Problem statement:
Output all lines exactly, with nothing added or dropped.

____

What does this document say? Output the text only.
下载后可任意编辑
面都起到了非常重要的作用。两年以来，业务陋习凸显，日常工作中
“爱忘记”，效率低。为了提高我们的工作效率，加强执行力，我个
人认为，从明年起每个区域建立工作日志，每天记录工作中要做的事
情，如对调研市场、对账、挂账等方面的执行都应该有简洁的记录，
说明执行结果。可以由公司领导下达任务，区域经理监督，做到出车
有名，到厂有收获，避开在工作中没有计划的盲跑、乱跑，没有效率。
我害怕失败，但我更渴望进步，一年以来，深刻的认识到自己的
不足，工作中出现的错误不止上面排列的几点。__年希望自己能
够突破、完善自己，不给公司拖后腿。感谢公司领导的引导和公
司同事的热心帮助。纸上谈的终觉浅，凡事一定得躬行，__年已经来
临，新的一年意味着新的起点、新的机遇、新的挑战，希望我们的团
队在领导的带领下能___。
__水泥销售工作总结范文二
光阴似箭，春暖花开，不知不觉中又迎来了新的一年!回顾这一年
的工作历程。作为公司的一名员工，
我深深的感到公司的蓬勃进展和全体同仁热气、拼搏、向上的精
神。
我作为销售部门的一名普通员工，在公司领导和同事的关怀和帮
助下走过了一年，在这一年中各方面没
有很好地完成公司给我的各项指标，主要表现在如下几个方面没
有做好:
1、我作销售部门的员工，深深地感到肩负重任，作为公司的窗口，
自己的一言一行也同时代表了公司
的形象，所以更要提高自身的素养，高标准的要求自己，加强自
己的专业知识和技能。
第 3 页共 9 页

____

Solution to this problem:
What does this document say? Output the text only.
下载后可任意编辑
面都起到了非常重要的作用。两年以来，业务陋习凸显，日常工作中
“爱忘记”，效率低。为了提高我们的工作效率，加强执行力，我个
人认为，从明年起每个区域建立工作日志，每天记录工作中要做的事
情，如对调研市场、对账、挂账等方面的执行都应该有简洁的记录，
说明执行结果。可以由公司领导下达任务，区域经理监督，做到出车
有名，到厂有收获，避开在工作中没有计划的盲跑、乱跑，没有效率。
我害怕失败，但我更渴望进步，一年以来，深刻的认识到自己的
不足，工作中出现的错误不止上面排列的几点。__年希望自己能
够突破、完善自己，不给公司拖后腿。感谢公司领导的引导和公
司同事的热心帮助。纸上谈的终觉浅，凡事一定得躬行，__年已经来
临，新的一年意味着新的起点、新的机遇、新的挑战，希望我们的团
队在领导的带领下能___。
__水泥销售工作总结范文二
光阴似箭，春暖花开，不知不觉中又迎来了新的一年!回顾这一年
的工作历程。作为公司的一名员工，
我深深的感到公司的蓬勃进展和全体同仁热气、拼搏、向上的精
神。
我作为销售部门的一名普通员工，在公司领导和同事的关怀和帮
助下走过了一年，在这一年中各方面没
有很好地完成公司给我的各项指标，主要表现在如下几个方面没
有做好:
1、我作销售部门的员工，深深地感到肩负重任，作为公司的窗口，
自己的一言一行也同时代表了公司
的形象，所以更要提高自身的素养，高标准的要求自己，加强自
己的专业知识和技能。
第 3 页共 9 页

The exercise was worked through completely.